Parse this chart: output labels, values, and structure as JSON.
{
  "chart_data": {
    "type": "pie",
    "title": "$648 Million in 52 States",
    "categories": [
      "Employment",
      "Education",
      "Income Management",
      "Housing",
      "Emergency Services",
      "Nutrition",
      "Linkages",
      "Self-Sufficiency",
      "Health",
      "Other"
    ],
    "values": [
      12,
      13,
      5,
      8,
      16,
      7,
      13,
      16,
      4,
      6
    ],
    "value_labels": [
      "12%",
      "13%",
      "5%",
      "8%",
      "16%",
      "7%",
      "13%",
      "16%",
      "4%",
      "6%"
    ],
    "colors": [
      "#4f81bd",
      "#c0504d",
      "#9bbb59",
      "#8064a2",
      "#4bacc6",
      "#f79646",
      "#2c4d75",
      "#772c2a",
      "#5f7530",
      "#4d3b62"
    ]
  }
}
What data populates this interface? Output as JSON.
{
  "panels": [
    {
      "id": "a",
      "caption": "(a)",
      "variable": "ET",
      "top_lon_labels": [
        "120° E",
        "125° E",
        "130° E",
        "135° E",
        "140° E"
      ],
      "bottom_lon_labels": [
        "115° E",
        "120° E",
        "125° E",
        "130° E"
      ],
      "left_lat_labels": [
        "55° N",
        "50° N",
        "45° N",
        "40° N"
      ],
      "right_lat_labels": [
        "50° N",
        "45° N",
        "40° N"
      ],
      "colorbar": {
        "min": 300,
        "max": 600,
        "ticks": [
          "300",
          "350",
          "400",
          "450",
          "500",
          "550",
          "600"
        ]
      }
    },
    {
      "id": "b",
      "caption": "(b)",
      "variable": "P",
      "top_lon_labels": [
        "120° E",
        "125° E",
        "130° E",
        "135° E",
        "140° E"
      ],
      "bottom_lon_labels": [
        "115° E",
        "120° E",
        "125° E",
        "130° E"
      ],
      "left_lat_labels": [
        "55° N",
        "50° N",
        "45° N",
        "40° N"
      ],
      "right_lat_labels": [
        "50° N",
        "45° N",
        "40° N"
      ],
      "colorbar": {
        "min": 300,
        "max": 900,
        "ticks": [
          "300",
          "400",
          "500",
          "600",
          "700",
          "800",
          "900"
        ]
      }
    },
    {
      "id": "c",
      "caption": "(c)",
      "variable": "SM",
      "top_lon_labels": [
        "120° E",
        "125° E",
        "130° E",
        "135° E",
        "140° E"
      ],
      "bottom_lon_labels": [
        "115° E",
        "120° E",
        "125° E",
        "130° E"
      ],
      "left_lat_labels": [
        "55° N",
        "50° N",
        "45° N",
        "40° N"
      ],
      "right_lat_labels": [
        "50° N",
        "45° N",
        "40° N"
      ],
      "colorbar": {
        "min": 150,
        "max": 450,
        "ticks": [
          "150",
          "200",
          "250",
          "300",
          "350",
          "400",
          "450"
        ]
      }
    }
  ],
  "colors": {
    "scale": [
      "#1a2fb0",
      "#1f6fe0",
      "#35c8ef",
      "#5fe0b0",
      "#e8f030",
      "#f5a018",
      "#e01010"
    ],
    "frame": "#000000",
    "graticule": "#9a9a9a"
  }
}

> _Task goal_: Identify which lines contain the word "JSON" and copy each one.

> _Task solution_:
Parse this chart: output labels, values, and structure as JSON.
What data populates this interface? Output as JSON.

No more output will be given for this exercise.